Each line that holds the word "textos" is to be identified and copied.
Begin
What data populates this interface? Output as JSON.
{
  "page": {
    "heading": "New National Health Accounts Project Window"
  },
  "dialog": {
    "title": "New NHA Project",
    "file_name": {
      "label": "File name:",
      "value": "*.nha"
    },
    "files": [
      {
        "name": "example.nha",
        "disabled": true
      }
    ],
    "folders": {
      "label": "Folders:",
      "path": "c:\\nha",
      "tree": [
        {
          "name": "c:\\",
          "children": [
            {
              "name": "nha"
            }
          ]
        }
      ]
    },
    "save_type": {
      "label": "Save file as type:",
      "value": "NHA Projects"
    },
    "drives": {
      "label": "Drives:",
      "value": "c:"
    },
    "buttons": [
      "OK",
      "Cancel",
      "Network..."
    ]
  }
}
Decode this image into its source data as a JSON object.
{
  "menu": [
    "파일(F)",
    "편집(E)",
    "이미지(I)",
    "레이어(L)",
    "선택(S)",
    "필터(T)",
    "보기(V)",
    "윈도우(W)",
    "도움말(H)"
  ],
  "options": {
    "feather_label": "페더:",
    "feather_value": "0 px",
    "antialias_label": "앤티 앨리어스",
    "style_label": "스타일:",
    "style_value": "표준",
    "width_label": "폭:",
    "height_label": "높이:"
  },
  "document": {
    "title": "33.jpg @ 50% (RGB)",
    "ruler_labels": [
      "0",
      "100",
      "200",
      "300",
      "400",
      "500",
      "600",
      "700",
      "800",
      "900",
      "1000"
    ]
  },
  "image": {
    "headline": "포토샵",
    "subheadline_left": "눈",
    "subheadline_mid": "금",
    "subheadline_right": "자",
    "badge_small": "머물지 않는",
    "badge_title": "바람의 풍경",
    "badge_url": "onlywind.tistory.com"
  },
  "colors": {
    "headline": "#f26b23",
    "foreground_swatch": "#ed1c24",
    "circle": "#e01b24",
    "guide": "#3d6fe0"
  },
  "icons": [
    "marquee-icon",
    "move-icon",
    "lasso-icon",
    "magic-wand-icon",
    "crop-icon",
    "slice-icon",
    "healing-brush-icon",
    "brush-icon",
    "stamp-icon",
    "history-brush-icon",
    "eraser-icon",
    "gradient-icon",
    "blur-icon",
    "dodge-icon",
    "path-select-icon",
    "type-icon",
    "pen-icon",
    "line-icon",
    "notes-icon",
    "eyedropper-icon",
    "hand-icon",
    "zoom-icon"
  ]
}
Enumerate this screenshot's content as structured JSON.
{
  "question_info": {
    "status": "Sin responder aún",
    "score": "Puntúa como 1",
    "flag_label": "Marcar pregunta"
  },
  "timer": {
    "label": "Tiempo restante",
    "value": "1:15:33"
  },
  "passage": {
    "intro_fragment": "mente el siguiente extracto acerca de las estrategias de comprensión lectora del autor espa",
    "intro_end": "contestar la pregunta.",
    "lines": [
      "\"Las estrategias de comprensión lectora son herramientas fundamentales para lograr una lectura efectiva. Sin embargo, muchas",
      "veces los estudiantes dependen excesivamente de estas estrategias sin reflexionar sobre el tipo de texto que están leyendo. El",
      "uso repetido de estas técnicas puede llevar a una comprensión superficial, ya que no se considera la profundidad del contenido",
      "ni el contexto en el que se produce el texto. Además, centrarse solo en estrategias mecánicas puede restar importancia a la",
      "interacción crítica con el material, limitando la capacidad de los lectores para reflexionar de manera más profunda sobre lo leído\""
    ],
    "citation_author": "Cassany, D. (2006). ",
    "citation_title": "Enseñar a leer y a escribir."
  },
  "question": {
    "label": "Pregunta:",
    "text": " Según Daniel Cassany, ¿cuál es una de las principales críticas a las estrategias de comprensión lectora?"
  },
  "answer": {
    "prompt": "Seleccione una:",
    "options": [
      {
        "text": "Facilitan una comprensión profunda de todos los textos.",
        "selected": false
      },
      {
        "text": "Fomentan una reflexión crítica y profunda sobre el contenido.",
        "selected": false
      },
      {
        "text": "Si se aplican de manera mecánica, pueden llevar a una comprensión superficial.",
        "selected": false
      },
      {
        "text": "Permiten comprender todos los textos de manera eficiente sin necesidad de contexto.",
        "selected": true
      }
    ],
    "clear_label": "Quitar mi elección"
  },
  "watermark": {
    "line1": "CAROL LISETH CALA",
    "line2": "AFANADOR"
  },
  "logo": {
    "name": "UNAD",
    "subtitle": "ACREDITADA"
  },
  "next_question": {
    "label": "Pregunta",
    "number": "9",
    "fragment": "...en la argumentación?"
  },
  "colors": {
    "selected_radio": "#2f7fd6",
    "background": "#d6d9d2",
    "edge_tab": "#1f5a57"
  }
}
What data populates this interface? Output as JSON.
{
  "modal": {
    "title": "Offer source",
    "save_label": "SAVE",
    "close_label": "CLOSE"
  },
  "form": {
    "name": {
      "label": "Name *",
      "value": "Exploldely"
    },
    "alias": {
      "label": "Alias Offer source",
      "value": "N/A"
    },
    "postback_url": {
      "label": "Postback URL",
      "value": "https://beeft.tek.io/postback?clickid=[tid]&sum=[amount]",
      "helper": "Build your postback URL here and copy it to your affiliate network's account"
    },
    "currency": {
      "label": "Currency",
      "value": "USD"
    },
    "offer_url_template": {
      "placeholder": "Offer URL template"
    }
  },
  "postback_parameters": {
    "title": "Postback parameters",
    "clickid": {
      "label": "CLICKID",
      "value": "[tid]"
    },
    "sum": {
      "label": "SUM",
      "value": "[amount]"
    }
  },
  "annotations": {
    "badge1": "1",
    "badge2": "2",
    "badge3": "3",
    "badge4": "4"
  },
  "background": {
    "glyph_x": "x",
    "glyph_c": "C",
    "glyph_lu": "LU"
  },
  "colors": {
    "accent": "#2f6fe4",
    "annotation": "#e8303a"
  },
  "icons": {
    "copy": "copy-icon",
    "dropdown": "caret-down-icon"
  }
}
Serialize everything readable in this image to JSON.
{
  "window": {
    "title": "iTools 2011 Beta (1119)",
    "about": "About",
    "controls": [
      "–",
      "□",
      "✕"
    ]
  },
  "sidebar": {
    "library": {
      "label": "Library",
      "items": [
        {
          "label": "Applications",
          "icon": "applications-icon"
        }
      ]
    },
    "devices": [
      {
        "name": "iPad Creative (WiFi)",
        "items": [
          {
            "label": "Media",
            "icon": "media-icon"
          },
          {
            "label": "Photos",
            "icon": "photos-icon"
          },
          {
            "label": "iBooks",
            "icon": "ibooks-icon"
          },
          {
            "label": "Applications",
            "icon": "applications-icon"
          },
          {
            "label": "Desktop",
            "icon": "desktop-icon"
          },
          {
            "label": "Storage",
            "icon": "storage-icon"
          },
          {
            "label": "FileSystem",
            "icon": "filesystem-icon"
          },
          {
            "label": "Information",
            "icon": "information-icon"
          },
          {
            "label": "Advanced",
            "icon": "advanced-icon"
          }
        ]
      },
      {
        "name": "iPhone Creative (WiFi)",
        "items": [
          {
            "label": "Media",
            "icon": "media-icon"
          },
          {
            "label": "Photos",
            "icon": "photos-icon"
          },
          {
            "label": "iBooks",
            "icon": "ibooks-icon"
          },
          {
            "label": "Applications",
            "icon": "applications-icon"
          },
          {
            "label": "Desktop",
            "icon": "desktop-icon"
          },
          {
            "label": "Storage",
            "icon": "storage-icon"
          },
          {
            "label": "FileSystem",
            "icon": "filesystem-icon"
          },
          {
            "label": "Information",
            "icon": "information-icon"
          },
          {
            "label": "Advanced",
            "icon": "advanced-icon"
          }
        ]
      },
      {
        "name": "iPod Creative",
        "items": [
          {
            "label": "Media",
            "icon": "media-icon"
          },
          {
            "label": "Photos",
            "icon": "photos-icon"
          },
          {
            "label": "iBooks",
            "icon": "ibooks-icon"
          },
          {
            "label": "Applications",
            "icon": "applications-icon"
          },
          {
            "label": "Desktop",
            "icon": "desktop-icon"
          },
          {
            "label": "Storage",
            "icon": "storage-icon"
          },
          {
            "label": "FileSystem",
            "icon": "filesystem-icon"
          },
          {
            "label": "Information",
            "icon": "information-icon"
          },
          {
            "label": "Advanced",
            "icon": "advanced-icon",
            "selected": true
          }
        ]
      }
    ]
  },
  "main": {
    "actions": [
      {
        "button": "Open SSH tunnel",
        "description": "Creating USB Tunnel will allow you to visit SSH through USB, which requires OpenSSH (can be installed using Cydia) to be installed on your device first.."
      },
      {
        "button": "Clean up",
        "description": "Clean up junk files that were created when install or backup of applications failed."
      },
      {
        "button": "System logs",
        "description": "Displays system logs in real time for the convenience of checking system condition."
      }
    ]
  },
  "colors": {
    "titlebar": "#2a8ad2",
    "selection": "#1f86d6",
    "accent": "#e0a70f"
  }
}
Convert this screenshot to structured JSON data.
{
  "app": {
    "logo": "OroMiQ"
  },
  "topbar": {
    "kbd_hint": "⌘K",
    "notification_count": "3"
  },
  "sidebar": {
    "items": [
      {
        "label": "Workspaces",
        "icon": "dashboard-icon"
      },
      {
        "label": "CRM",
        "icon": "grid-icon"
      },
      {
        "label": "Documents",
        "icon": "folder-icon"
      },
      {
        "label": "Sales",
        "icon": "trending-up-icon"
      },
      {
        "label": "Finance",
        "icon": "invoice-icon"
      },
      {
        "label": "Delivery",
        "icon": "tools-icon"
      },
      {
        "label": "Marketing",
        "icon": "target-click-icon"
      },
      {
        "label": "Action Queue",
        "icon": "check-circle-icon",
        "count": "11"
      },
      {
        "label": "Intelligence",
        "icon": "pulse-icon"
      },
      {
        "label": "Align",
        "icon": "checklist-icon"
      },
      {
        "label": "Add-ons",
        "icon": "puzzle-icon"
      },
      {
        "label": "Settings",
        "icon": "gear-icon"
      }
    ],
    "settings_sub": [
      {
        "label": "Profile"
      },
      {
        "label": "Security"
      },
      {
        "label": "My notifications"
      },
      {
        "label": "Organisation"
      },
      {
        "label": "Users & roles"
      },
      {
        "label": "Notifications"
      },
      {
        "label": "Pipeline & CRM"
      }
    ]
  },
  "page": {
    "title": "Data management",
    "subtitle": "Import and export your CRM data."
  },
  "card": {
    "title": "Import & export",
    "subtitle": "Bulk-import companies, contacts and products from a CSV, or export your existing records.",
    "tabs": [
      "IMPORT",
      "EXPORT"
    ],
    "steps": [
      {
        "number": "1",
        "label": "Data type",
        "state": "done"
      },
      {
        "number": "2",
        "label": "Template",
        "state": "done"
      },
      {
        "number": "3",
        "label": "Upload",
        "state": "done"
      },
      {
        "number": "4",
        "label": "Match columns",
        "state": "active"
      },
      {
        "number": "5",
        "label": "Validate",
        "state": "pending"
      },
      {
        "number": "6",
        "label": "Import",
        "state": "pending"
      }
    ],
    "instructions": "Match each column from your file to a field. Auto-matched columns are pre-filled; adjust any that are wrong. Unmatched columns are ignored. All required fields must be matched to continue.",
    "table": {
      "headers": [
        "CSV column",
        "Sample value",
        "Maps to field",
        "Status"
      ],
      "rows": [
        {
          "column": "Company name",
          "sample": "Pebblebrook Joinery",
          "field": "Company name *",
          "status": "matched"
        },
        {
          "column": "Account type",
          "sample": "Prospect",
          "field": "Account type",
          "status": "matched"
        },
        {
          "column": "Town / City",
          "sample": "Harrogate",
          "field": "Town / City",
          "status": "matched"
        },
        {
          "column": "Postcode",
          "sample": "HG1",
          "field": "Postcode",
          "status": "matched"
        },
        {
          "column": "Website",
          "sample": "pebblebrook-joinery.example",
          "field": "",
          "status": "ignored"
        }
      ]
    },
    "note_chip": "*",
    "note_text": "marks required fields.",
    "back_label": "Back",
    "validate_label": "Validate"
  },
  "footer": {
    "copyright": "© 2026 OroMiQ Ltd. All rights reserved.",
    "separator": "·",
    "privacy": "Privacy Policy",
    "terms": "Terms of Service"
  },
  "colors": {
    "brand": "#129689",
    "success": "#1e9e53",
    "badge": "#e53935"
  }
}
End
Task result:
        "text": "Facilitan una comprensión profunda de todos los textos.",
        "text": "Permiten comprender todos los textos de manera eficiente sin necesidad de contexto.",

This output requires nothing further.